What the exercise asks ->
Copy all of the material word for word, except for the pictures.
— Begin —
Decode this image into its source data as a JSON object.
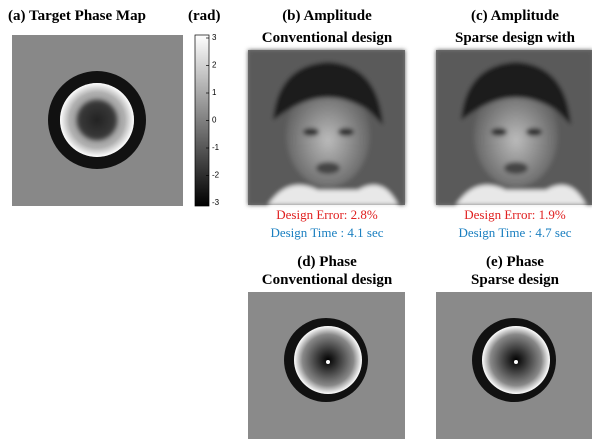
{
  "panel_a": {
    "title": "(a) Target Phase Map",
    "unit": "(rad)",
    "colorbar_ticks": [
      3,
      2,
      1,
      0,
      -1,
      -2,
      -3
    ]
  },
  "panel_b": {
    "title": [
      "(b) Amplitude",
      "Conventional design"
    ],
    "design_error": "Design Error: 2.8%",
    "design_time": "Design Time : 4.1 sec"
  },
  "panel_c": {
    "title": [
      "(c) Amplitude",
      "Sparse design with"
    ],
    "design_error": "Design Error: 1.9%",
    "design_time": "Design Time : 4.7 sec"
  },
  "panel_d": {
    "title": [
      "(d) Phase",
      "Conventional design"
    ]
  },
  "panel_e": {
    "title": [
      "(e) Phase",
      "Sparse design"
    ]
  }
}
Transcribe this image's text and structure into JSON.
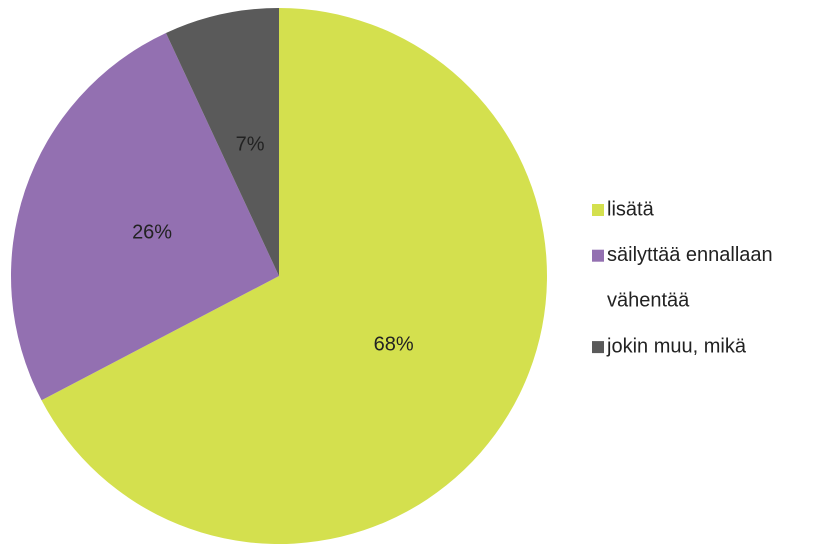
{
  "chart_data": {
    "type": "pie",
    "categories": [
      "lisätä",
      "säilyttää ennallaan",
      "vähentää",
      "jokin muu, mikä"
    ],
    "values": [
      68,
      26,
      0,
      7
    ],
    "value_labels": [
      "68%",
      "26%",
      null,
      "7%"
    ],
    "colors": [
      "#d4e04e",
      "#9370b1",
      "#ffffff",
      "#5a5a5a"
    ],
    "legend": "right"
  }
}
— End —
Finished task ->
Decode this image into its source data as a JSON object.
{
  "panel_a": {
    "title": "(a) Target Phase Map",
    "unit": "(rad)",
    "colorbar_ticks": [
      3,
      2,
      1,
      0,
      -1,
      -2,
      -3
    ]
  },
  "panel_b": {
    "title": [
      "(b) Amplitude",
      "Conventional design"
    ],
    "design_error": "Design Error: 2.8%",
    "design_time": "Design Time : 4.1 sec"
  },
  "panel_c": {
    "title": [
      "(c) Amplitude",
      "Sparse design with"
    ],
    "design_error": "Design Error: 1.9%",
    "design_time": "Design Time : 4.7 sec"
  },
  "panel_d": {
    "title": [
      "(d) Phase",
      "Conventional design"
    ]
  },
  "panel_e": {
    "title": [
      "(e) Phase",
      "Sparse design"
    ]
  }
}
Transcribe this image's text and structure into JSON.
{
  "chart_data": {
    "type": "pie",
    "categories": [
      "lisätä",
      "säilyttää ennallaan",
      "vähentää",
      "jokin muu, mikä"
    ],
    "values": [
      68,
      26,
      0,
      7
    ],
    "value_labels": [
      "68%",
      "26%",
      null,
      "7%"
    ],
    "colors": [
      "#d4e04e",
      "#9370b1",
      "#ffffff",
      "#5a5a5a"
    ],
    "legend": "right"
  }
}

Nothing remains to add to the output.